Working data:

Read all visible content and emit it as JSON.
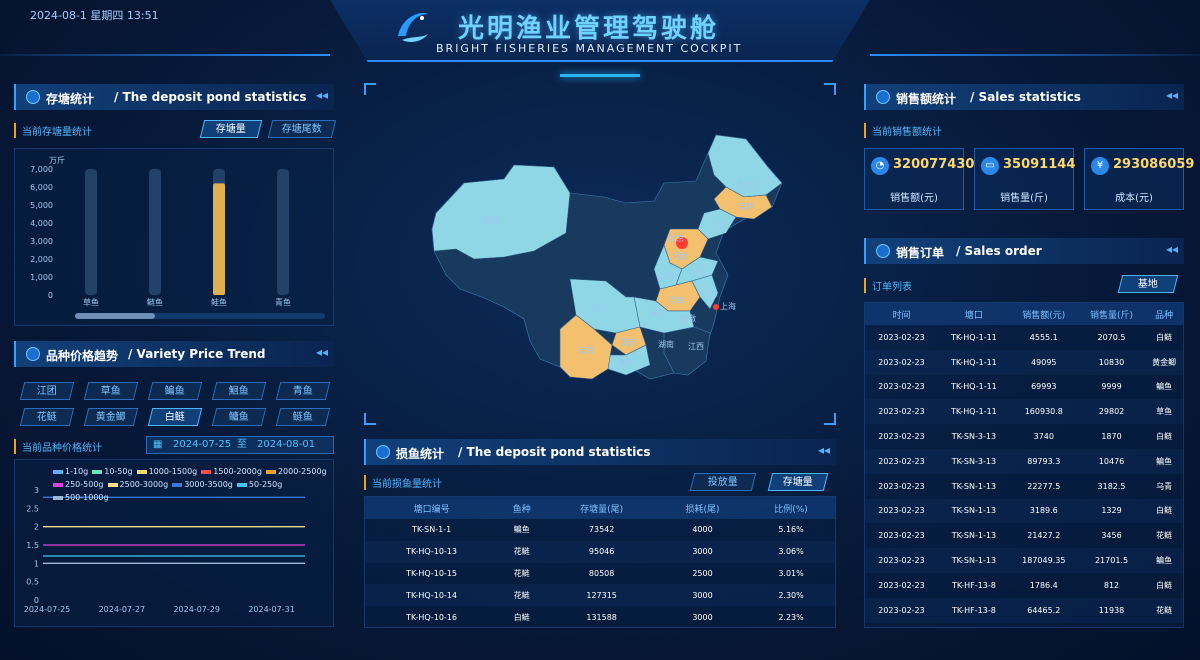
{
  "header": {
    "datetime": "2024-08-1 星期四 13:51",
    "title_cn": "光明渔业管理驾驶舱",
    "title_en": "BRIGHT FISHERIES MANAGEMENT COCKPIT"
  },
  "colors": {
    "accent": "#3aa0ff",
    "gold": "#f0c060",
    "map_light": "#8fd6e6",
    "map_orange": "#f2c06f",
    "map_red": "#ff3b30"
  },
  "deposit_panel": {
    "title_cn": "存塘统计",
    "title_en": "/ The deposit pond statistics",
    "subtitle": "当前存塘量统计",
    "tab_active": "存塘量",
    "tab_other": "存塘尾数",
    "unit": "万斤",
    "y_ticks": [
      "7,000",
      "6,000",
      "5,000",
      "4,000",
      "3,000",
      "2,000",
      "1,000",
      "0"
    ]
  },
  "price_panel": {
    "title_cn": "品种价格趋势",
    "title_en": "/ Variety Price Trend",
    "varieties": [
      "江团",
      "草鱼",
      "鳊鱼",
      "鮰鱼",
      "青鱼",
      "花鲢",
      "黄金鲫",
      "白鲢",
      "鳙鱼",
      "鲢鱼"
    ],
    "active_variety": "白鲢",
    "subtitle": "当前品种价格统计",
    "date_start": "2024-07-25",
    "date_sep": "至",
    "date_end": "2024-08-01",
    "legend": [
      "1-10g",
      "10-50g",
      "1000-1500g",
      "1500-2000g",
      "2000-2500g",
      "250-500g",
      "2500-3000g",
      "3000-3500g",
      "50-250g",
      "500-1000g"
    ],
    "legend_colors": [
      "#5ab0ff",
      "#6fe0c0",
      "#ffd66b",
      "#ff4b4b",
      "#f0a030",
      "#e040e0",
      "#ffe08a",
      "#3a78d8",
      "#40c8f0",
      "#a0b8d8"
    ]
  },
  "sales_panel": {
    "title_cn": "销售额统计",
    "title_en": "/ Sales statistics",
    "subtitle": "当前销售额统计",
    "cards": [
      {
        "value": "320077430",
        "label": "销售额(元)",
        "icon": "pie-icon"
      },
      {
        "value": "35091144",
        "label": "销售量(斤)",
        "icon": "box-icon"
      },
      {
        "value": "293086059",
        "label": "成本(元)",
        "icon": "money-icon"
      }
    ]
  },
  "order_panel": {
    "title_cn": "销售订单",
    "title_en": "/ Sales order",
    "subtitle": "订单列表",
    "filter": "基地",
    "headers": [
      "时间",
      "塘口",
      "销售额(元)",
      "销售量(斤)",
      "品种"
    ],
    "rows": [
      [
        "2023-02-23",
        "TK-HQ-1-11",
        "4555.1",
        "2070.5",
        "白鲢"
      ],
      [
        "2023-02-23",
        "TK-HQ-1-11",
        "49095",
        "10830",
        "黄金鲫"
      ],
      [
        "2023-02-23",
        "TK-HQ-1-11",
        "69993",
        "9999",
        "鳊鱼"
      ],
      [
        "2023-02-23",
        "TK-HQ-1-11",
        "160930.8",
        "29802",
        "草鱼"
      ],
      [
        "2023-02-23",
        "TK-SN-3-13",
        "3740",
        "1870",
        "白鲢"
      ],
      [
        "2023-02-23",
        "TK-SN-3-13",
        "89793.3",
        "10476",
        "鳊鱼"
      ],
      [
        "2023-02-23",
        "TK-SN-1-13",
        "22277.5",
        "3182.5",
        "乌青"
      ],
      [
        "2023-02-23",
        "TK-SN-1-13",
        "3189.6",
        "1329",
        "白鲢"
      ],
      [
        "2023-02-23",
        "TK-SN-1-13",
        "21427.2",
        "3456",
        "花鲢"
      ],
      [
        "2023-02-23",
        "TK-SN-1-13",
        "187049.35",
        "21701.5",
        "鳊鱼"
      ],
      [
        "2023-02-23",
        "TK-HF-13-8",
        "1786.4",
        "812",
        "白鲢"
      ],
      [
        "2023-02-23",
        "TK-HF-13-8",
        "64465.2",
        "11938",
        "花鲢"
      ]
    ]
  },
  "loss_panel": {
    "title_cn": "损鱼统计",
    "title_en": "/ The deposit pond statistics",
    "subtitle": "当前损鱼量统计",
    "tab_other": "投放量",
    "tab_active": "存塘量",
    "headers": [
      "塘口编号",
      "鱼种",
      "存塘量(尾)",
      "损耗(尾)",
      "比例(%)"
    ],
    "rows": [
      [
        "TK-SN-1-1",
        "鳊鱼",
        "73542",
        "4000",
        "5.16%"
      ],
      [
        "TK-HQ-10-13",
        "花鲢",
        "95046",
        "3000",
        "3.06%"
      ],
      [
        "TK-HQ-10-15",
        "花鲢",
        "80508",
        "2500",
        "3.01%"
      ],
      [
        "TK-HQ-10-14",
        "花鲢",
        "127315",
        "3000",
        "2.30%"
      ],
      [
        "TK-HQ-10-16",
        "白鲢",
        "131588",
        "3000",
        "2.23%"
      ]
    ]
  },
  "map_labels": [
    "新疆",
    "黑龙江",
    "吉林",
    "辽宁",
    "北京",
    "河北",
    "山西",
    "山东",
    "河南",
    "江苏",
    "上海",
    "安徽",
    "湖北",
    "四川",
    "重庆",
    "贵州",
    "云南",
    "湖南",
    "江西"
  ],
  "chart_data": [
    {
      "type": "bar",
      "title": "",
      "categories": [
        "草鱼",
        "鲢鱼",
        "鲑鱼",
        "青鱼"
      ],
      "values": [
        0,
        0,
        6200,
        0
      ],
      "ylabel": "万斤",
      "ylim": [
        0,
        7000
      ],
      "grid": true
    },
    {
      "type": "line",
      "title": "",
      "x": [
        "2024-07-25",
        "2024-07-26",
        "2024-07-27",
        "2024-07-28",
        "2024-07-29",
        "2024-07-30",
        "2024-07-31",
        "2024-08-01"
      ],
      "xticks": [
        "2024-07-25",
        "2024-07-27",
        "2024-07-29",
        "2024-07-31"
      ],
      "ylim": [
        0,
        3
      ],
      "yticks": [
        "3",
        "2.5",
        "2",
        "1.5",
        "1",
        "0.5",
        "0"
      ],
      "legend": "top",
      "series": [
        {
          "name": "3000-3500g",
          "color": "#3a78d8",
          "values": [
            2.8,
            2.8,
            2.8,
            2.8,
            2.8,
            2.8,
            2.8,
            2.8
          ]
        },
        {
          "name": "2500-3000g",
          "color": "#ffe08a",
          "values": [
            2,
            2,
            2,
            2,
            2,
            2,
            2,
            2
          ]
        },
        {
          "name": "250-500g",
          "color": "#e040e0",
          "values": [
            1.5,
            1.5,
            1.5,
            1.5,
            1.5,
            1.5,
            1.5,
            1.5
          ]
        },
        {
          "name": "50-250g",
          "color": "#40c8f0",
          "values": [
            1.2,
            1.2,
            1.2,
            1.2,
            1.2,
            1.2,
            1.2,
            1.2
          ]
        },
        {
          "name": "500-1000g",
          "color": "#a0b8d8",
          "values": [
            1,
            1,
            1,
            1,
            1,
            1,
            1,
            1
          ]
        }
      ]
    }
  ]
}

What to work on: Except for the pictures, copy the material above exactly.

Final result:
Read all visible content and emit it as JSON.
{
  "header": {
    "datetime": "2024-08-1 星期四 13:51",
    "title_cn": "光明渔业管理驾驶舱",
    "title_en": "BRIGHT FISHERIES MANAGEMENT COCKPIT"
  },
  "colors": {
    "accent": "#3aa0ff",
    "gold": "#f0c060",
    "map_light": "#8fd6e6",
    "map_orange": "#f2c06f",
    "map_red": "#ff3b30"
  },
  "deposit_panel": {
    "title_cn": "存塘统计",
    "title_en": "/ The deposit pond statistics",
    "subtitle": "当前存塘量统计",
    "tab_active": "存塘量",
    "tab_other": "存塘尾数",
    "unit": "万斤",
    "y_ticks": [
      "7,000",
      "6,000",
      "5,000",
      "4,000",
      "3,000",
      "2,000",
      "1,000",
      "0"
    ]
  },
  "price_panel": {
    "title_cn": "品种价格趋势",
    "title_en": "/ Variety Price Trend",
    "varieties": [
      "江团",
      "草鱼",
      "鳊鱼",
      "鮰鱼",
      "青鱼",
      "花鲢",
      "黄金鲫",
      "白鲢",
      "鳙鱼",
      "鲢鱼"
    ],
    "active_variety": "白鲢",
    "subtitle": "当前品种价格统计",
    "date_start": "2024-07-25",
    "date_sep": "至",
    "date_end": "2024-08-01",
    "legend": [
      "1-10g",
      "10-50g",
      "1000-1500g",
      "1500-2000g",
      "2000-2500g",
      "250-500g",
      "2500-3000g",
      "3000-3500g",
      "50-250g",
      "500-1000g"
    ],
    "legend_colors": [
      "#5ab0ff",
      "#6fe0c0",
      "#ffd66b",
      "#ff4b4b",
      "#f0a030",
      "#e040e0",
      "#ffe08a",
      "#3a78d8",
      "#40c8f0",
      "#a0b8d8"
    ]
  },
  "sales_panel": {
    "title_cn": "销售额统计",
    "title_en": "/ Sales statistics",
    "subtitle": "当前销售额统计",
    "cards": [
      {
        "value": "320077430",
        "label": "销售额(元)",
        "icon": "pie-icon"
      },
      {
        "value": "35091144",
        "label": "销售量(斤)",
        "icon": "box-icon"
      },
      {
        "value": "293086059",
        "label": "成本(元)",
        "icon": "money-icon"
      }
    ]
  },
  "order_panel": {
    "title_cn": "销售订单",
    "title_en": "/ Sales order",
    "subtitle": "订单列表",
    "filter": "基地",
    "headers": [
      "时间",
      "塘口",
      "销售额(元)",
      "销售量(斤)",
      "品种"
    ],
    "rows": [
      [
        "2023-02-23",
        "TK-HQ-1-11",
        "4555.1",
        "2070.5",
        "白鲢"
      ],
      [
        "2023-02-23",
        "TK-HQ-1-11",
        "49095",
        "10830",
        "黄金鲫"
      ],
      [
        "2023-02-23",
        "TK-HQ-1-11",
        "69993",
        "9999",
        "鳊鱼"
      ],
      [
        "2023-02-23",
        "TK-HQ-1-11",
        "160930.8",
        "29802",
        "草鱼"
      ],
      [
        "2023-02-23",
        "TK-SN-3-13",
        "3740",
        "1870",
        "白鲢"
      ],
      [
        "2023-02-23",
        "TK-SN-3-13",
        "89793.3",
        "10476",
        "鳊鱼"
      ],
      [
        "2023-02-23",
        "TK-SN-1-13",
        "22277.5",
        "3182.5",
        "乌青"
      ],
      [
        "2023-02-23",
        "TK-SN-1-13",
        "3189.6",
        "1329",
        "白鲢"
      ],
      [
        "2023-02-23",
        "TK-SN-1-13",
        "21427.2",
        "3456",
        "花鲢"
      ],
      [
        "2023-02-23",
        "TK-SN-1-13",
        "187049.35",
        "21701.5",
        "鳊鱼"
      ],
      [
        "2023-02-23",
        "TK-HF-13-8",
        "1786.4",
        "812",
        "白鲢"
      ],
      [
        "2023-02-23",
        "TK-HF-13-8",
        "64465.2",
        "11938",
        "花鲢"
      ]
    ]
  },
  "loss_panel": {
    "title_cn": "损鱼统计",
    "title_en": "/ The deposit pond statistics",
    "subtitle": "当前损鱼量统计",
    "tab_other": "投放量",
    "tab_active": "存塘量",
    "headers": [
      "塘口编号",
      "鱼种",
      "存塘量(尾)",
      "损耗(尾)",
      "比例(%)"
    ],
    "rows": [
      [
        "TK-SN-1-1",
        "鳊鱼",
        "73542",
        "4000",
        "5.16%"
      ],
      [
        "TK-HQ-10-13",
        "花鲢",
        "95046",
        "3000",
        "3.06%"
      ],
      [
        "TK-HQ-10-15",
        "花鲢",
        "80508",
        "2500",
        "3.01%"
      ],
      [
        "TK-HQ-10-14",
        "花鲢",
        "127315",
        "3000",
        "2.30%"
      ],
      [
        "TK-HQ-10-16",
        "白鲢",
        "131588",
        "3000",
        "2.23%"
      ]
    ]
  },
  "map_labels": [
    "新疆",
    "黑龙江",
    "吉林",
    "辽宁",
    "北京",
    "河北",
    "山西",
    "山东",
    "河南",
    "江苏",
    "上海",
    "安徽",
    "湖北",
    "四川",
    "重庆",
    "贵州",
    "云南",
    "湖南",
    "江西"
  ],
  "chart_data": [
    {
      "type": "bar",
      "title": "",
      "categories": [
        "草鱼",
        "鲢鱼",
        "鲑鱼",
        "青鱼"
      ],
      "values": [
        0,
        0,
        6200,
        0
      ],
      "ylabel": "万斤",
      "ylim": [
        0,
        7000
      ],
      "grid": true
    },
    {
      "type": "line",
      "title": "",
      "x": [
        "2024-07-25",
        "2024-07-26",
        "2024-07-27",
        "2024-07-28",
        "2024-07-29",
        "2024-07-30",
        "2024-07-31",
        "2024-08-01"
      ],
      "xticks": [
        "2024-07-25",
        "2024-07-27",
        "2024-07-29",
        "2024-07-31"
      ],
      "ylim": [
        0,
        3
      ],
      "yticks": [
        "3",
        "2.5",
        "2",
        "1.5",
        "1",
        "0.5",
        "0"
      ],
      "legend": "top",
      "series": [
        {
          "name": "3000-3500g",
          "color": "#3a78d8",
          "values": [
            2.8,
            2.8,
            2.8,
            2.8,
            2.8,
            2.8,
            2.8,
            2.8
          ]
        },
        {
          "name": "2500-3000g",
          "color": "#ffe08a",
          "values": [
            2,
            2,
            2,
            2,
            2,
            2,
            2,
            2
          ]
        },
        {
          "name": "250-500g",
          "color": "#e040e0",
          "values": [
            1.5,
            1.5,
            1.5,
            1.5,
            1.5,
            1.5,
            1.5,
            1.5
          ]
        },
        {
          "name": "50-250g",
          "color": "#40c8f0",
          "values": [
            1.2,
            1.2,
            1.2,
            1.2,
            1.2,
            1.2,
            1.2,
            1.2
          ]
        },
        {
          "name": "500-1000g",
          "color": "#a0b8d8",
          "values": [
            1,
            1,
            1,
            1,
            1,
            1,
            1,
            1
          ]
        }
      ]
    }
  ]
}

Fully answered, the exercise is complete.